PROBLEM TO WORK ON
Go through the data below. Pull out every line that has the word "label".

EXERCISE INPUT

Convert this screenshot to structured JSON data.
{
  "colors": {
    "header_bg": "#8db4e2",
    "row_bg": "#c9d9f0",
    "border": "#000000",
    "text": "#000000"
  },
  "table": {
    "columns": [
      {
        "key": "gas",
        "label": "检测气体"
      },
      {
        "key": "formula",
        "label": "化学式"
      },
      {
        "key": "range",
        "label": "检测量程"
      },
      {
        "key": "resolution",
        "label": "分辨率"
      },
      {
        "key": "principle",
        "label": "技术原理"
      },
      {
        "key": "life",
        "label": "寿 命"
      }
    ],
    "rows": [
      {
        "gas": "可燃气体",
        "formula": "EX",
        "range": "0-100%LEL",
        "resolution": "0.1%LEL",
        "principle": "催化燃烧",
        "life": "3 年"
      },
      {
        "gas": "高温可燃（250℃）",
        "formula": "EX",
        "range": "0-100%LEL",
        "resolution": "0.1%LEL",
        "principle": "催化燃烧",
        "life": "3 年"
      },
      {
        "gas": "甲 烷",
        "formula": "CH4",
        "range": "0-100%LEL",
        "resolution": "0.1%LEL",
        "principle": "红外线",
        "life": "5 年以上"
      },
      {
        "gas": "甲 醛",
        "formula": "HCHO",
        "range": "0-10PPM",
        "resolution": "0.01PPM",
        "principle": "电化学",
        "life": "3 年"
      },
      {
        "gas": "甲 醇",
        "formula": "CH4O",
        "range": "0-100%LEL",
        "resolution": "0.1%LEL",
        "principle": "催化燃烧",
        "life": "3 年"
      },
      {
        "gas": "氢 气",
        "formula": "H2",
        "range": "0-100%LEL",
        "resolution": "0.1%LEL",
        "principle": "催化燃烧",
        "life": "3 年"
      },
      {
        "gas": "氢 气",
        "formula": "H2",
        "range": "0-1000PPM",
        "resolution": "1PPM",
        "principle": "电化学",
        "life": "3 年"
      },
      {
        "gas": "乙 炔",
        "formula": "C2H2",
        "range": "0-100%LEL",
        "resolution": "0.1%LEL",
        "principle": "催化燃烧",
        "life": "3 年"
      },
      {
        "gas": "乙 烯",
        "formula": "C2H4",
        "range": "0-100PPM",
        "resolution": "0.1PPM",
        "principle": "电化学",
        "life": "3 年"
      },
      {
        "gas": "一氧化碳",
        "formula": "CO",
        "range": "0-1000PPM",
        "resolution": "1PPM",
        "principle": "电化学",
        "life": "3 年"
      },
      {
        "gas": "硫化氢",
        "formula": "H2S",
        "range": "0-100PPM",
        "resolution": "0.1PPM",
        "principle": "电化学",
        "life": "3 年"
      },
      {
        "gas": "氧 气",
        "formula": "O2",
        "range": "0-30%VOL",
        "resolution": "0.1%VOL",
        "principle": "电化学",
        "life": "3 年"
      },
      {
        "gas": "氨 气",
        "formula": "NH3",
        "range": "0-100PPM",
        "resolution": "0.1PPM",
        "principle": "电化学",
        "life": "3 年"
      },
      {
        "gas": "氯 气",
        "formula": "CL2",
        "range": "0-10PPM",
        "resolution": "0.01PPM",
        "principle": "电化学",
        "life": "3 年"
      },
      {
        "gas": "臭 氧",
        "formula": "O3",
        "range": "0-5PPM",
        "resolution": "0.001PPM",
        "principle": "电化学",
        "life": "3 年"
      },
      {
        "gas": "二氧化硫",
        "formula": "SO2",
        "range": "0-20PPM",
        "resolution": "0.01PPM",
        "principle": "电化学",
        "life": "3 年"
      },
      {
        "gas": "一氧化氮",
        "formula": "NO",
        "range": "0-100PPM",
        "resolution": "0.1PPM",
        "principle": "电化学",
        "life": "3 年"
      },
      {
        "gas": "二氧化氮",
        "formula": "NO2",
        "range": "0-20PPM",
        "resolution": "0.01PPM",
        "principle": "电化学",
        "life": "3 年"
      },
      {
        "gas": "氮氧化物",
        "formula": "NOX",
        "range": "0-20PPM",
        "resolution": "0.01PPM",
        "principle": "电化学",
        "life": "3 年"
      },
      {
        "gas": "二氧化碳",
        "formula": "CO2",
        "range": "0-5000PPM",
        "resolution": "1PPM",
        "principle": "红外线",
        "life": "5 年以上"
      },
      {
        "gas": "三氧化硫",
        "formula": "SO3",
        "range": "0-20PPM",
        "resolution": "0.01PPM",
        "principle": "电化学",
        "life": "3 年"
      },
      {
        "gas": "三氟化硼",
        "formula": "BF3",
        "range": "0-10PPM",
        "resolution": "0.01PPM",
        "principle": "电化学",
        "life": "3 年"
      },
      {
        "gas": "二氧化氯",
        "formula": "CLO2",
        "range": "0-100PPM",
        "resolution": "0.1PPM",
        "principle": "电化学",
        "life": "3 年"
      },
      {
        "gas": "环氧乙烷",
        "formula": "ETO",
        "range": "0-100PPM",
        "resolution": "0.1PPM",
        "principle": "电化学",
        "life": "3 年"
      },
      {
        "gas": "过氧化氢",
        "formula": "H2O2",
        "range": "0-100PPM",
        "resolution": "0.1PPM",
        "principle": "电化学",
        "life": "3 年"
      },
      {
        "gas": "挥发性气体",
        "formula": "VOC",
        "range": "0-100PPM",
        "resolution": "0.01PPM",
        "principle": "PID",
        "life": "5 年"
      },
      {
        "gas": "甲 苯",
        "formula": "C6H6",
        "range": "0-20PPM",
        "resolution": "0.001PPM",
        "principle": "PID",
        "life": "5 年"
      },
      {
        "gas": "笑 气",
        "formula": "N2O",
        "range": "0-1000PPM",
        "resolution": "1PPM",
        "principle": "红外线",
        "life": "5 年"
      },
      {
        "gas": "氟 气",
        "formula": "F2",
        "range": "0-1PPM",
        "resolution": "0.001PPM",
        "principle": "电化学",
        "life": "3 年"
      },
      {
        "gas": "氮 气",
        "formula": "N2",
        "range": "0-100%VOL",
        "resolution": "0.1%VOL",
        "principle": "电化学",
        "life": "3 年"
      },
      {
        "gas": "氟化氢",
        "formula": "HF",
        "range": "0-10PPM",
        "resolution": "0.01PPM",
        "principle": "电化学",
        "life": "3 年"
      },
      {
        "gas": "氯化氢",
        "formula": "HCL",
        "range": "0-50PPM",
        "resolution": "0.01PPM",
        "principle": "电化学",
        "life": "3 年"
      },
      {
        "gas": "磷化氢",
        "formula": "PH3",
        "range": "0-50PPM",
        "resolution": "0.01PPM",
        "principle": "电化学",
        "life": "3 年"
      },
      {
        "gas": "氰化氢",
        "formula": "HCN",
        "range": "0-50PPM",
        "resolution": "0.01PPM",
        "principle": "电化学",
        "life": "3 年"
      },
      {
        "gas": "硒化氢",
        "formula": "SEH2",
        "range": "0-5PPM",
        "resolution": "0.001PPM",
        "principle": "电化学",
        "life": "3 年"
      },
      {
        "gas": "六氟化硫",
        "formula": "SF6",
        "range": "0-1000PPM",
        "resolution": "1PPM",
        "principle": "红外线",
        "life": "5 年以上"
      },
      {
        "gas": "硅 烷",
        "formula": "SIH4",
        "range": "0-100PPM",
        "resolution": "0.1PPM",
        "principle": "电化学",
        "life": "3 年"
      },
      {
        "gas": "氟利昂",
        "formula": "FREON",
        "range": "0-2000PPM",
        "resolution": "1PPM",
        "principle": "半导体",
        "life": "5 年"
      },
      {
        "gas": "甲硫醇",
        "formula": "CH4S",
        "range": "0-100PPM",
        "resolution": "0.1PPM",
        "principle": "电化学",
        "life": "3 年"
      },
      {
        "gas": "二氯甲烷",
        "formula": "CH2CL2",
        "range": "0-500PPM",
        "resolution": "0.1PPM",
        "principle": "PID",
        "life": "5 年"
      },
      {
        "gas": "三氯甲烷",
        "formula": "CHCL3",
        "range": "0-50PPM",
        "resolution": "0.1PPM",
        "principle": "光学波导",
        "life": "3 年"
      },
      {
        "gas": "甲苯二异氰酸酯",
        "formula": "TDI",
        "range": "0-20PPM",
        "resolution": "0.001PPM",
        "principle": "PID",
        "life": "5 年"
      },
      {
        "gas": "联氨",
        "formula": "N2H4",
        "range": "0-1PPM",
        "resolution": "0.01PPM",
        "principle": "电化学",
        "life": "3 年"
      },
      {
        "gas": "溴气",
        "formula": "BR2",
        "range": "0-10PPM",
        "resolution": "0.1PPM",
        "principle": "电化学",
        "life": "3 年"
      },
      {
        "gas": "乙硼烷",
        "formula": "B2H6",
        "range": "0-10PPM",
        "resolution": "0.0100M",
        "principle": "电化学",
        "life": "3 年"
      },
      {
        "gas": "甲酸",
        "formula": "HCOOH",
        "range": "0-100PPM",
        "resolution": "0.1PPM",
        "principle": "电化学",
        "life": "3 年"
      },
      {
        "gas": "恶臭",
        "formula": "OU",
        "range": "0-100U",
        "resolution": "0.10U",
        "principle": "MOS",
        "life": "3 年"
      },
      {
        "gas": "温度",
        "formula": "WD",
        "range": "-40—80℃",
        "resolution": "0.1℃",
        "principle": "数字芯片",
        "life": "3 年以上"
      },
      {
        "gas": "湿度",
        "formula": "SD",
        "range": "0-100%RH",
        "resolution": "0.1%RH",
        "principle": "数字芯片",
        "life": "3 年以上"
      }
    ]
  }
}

RESPONSE TO THE EXERCISE
        "label": "检测气体"
        "label": "化学式"
        "label": "检测量程"
        "label": "分辨率"
        "label": "技术原理"
        "label": "寿 命"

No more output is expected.